● Action item: Copy out each line below containing "this".

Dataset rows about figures
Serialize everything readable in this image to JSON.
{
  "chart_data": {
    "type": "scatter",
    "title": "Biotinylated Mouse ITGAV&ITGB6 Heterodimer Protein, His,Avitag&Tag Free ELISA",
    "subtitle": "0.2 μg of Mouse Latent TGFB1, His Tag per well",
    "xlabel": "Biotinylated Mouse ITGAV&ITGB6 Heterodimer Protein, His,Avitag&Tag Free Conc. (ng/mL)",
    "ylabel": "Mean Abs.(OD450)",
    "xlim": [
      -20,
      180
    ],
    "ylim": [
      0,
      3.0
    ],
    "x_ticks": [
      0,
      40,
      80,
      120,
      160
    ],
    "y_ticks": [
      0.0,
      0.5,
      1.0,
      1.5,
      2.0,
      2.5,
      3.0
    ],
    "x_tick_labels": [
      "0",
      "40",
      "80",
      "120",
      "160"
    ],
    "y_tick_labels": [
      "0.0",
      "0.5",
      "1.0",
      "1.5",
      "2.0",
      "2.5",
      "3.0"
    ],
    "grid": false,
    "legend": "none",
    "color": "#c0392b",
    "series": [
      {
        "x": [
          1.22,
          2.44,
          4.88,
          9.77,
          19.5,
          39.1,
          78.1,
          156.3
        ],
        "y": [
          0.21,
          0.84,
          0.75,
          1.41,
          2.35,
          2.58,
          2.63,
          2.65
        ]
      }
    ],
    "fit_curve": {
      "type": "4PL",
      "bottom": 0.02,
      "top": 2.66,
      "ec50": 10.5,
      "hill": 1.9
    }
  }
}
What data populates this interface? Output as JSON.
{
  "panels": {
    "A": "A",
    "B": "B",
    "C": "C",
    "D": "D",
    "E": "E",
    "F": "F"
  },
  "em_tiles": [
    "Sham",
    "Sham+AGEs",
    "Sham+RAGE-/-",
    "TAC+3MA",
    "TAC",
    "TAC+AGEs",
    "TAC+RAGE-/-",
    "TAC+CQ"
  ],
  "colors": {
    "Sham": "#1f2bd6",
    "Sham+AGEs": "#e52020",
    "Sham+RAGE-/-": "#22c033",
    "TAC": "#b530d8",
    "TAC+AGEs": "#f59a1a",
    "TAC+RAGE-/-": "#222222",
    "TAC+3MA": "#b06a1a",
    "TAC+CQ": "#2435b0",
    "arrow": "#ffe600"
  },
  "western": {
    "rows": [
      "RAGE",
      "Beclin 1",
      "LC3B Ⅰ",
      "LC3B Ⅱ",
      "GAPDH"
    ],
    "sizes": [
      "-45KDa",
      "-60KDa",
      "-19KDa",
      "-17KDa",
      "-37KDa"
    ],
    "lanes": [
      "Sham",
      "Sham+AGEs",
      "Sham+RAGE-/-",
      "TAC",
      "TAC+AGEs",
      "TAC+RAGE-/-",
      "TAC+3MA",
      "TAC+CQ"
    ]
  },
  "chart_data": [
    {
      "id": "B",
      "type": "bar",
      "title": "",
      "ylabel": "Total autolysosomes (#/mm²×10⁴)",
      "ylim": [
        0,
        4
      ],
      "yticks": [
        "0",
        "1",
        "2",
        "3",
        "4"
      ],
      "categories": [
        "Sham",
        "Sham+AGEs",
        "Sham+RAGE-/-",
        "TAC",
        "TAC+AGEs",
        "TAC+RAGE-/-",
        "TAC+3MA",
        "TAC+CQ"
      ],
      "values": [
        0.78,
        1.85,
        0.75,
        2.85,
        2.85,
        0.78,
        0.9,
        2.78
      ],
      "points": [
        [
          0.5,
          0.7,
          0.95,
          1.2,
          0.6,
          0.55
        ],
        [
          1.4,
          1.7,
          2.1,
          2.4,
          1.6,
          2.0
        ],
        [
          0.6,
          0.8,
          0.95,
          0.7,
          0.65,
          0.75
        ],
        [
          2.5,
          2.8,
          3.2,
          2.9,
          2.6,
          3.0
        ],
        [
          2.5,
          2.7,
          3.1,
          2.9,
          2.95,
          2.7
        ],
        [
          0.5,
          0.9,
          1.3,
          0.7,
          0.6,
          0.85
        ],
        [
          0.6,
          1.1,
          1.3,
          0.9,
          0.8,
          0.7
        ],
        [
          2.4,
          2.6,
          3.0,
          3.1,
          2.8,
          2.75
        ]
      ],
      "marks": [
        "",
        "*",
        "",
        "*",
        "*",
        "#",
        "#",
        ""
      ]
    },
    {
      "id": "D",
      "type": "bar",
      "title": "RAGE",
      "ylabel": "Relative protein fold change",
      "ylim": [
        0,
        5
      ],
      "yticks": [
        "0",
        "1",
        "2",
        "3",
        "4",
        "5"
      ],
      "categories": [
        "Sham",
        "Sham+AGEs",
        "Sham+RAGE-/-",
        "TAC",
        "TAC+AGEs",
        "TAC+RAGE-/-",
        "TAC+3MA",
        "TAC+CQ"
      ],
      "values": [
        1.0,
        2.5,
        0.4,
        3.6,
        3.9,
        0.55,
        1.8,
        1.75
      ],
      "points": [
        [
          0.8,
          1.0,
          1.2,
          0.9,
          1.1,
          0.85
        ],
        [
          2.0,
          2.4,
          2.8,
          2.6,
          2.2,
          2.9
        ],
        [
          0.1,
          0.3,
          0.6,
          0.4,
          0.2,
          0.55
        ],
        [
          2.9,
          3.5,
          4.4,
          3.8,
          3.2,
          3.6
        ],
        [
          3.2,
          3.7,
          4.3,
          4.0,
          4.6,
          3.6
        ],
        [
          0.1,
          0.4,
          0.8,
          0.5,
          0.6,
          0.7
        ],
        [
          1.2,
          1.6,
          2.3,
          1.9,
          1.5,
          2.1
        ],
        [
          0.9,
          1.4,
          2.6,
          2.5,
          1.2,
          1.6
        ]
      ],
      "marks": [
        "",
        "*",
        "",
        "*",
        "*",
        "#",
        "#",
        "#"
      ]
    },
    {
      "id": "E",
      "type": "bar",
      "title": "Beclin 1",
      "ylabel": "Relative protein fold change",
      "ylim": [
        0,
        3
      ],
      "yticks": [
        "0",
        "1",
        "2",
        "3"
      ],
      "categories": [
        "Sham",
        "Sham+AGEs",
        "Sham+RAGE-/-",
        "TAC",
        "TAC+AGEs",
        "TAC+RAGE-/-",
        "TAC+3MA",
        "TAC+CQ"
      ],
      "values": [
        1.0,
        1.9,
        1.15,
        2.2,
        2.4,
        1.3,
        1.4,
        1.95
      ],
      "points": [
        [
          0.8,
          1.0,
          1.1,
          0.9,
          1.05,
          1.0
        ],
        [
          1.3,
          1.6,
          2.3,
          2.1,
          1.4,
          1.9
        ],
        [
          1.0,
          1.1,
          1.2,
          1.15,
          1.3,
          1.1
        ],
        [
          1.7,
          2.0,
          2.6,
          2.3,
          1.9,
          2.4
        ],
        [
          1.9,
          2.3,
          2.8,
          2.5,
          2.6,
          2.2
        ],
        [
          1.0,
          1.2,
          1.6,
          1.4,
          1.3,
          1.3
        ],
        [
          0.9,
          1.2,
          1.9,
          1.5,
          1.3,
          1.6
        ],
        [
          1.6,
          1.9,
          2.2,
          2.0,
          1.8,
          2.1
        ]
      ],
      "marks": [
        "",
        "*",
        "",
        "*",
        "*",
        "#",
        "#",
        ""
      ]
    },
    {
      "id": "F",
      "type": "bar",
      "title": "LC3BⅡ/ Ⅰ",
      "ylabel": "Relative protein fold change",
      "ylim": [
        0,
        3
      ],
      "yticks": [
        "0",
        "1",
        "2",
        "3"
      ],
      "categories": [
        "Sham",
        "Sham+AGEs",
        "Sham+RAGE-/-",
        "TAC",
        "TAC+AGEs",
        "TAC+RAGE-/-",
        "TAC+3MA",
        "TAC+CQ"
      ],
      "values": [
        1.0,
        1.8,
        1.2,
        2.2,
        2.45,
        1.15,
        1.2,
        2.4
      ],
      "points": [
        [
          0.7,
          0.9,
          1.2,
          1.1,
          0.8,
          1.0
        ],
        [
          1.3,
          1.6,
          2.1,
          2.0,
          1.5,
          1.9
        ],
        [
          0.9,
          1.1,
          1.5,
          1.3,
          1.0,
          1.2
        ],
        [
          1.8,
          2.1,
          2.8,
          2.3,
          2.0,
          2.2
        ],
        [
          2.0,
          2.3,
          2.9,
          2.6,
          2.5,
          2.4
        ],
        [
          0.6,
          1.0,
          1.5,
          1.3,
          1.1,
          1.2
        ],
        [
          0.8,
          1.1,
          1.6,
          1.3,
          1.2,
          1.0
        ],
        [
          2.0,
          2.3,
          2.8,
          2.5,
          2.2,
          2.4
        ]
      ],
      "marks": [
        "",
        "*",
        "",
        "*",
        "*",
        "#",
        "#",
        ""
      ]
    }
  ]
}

==

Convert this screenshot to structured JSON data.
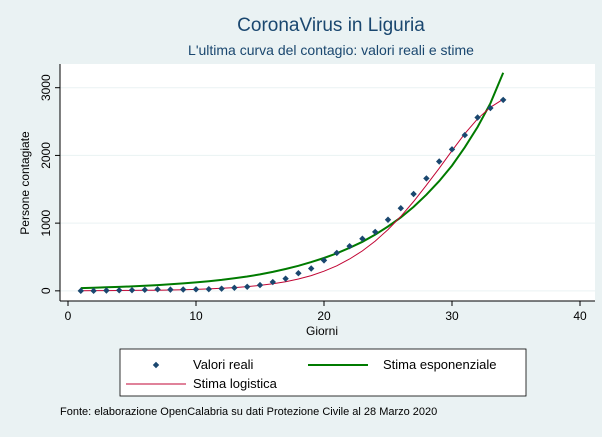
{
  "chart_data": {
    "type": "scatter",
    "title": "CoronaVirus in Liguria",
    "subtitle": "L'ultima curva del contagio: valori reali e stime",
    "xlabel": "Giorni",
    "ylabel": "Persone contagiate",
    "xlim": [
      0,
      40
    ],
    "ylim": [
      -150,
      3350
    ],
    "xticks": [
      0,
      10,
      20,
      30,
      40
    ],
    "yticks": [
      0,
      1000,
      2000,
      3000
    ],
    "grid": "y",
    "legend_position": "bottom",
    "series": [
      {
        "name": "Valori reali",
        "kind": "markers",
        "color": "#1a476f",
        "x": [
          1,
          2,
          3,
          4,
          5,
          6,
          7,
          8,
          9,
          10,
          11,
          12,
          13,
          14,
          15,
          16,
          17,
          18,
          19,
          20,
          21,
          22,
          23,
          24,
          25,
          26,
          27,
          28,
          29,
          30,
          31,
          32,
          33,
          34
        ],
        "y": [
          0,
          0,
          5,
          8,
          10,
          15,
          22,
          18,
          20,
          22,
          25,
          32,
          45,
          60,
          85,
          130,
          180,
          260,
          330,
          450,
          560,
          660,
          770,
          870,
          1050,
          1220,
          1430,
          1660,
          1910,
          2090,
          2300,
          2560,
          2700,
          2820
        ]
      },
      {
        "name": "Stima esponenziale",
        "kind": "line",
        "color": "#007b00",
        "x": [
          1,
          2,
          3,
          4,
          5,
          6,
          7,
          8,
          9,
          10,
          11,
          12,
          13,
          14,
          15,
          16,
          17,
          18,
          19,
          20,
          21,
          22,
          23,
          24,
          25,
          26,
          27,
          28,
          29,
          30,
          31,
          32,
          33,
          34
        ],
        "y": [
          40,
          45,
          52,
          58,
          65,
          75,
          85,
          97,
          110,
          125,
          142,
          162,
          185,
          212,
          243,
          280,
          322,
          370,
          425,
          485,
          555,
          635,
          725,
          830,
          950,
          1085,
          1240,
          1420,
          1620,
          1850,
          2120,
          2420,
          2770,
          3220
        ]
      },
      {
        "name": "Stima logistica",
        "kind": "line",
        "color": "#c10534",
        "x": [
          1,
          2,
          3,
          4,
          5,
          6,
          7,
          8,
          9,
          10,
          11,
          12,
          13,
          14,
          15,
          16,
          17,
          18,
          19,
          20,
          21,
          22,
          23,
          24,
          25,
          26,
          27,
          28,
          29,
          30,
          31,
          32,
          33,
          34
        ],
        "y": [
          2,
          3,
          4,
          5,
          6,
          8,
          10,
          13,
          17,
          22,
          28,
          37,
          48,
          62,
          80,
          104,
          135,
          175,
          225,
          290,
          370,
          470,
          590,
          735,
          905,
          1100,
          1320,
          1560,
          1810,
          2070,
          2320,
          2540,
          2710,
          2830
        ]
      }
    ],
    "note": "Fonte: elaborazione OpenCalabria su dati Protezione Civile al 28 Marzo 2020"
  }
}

● Answer:
Serialize everything readable in this image to JSON.
What data populates this interface? Output as JSON.
Convert this screenshot to structured JSON data.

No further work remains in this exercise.